● **RECORDS SHOWN**

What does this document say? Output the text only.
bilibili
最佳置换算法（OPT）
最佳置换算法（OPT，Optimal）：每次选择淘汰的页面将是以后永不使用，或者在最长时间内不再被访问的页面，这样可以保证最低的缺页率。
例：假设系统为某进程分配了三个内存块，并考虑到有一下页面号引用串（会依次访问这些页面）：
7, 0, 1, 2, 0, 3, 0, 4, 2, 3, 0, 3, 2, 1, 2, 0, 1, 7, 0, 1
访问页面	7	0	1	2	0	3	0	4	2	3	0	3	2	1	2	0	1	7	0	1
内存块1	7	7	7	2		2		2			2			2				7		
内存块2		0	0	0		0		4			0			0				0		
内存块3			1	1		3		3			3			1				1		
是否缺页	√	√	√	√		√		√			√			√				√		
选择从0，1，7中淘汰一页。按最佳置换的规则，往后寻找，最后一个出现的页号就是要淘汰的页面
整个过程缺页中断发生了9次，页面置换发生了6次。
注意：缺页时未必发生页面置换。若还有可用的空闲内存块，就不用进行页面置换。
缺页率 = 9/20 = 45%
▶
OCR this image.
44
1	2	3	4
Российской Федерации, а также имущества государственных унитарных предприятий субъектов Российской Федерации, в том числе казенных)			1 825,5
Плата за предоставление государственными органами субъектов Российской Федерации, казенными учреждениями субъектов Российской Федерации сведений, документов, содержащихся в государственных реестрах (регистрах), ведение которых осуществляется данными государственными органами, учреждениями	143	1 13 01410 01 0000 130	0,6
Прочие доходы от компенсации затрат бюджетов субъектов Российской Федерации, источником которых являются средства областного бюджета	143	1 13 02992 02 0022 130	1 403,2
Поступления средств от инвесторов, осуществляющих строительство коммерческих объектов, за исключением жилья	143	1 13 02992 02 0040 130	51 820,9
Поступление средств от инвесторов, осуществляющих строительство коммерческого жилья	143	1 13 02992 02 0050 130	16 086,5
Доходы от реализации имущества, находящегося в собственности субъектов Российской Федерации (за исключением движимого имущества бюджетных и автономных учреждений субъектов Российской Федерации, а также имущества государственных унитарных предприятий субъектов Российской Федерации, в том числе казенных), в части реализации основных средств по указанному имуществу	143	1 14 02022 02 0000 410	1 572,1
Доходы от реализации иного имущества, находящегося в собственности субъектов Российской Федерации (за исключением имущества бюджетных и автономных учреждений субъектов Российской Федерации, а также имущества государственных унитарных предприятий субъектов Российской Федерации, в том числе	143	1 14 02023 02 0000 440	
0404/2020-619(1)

● **DIRECTIONS FOR THIS TASK**
Reproduce the material above, every line of it, exactly.

● **WORKED ANSWER**
What does this document say? Output the text only.
bilibili
最佳置换算法（OPT）
最佳置换算法（OPT，Optimal）：每次选择淘汰的页面将是以后永不使用，或者在最长时间内不再被访问的页面，这样可以保证最低的缺页率。
例：假设系统为某进程分配了三个内存块，并考虑到有一下页面号引用串（会依次访问这些页面）：
7, 0, 1, 2, 0, 3, 0, 4, 2, 3, 0, 3, 2, 1, 2, 0, 1, 7, 0, 1
访问页面	7	0	1	2	0	3	0	4	2	3	0	3	2	1	2	0	1	7	0	1
内存块1	7	7	7	2		2		2			2			2				7		
内存块2		0	0	0		0		4			0			0				0		
内存块3			1	1		3		3			3			1				1		
是否缺页	√	√	√	√		√		√			√			√				√		
选择从0，1，7中淘汰一页。按最佳置换的规则，往后寻找，最后一个出现的页号就是要淘汰的页面
整个过程缺页中断发生了9次，页面置换发生了6次。
注意：缺页时未必发生页面置换。若还有可用的空闲内存块，就不用进行页面置换。
缺页率 = 9/20 = 45%
▶
OCR this image.
44
1	2	3	4
Российской Федерации, а также имущества государственных унитарных предприятий субъектов Российской Федерации, в том числе казенных)			1 825,5
Плата за предоставление государственными органами субъектов Российской Федерации, казенными учреждениями субъектов Российской Федерации сведений, документов, содержащихся в государственных реестрах (регистрах), ведение которых осуществляется данными государственными органами, учреждениями	143	1 13 01410 01 0000 130	0,6
Прочие доходы от компенсации затрат бюджетов субъектов Российской Федерации, источником которых являются средства областного бюджета	143	1 13 02992 02 0022 130	1 403,2
Поступления средств от инвесторов, осуществляющих строительство коммерческих объектов, за исключением жилья	143	1 13 02992 02 0040 130	51 820,9
Поступление средств от инвесторов, осуществляющих строительство коммерческого жилья	143	1 13 02992 02 0050 130	16 086,5
Доходы от реализации имущества, находящегося в собственности субъектов Российской Федерации (за исключением движимого имущества бюджетных и автономных учреждений субъектов Российской Федерации, а также имущества государственных унитарных предприятий субъектов Российской Федерации, в том числе казенных), в части реализации основных средств по указанному имуществу	143	1 14 02022 02 0000 410	1 572,1
Доходы от реализации иного имущества, находящегося в собственности субъектов Российской Федерации (за исключением имущества бюджетных и автономных учреждений субъектов Российской Федерации, а также имущества государственных унитарных предприятий субъектов Российской Федерации, в том числе	143	1 14 02023 02 0000 440	
0404/2020-619(1)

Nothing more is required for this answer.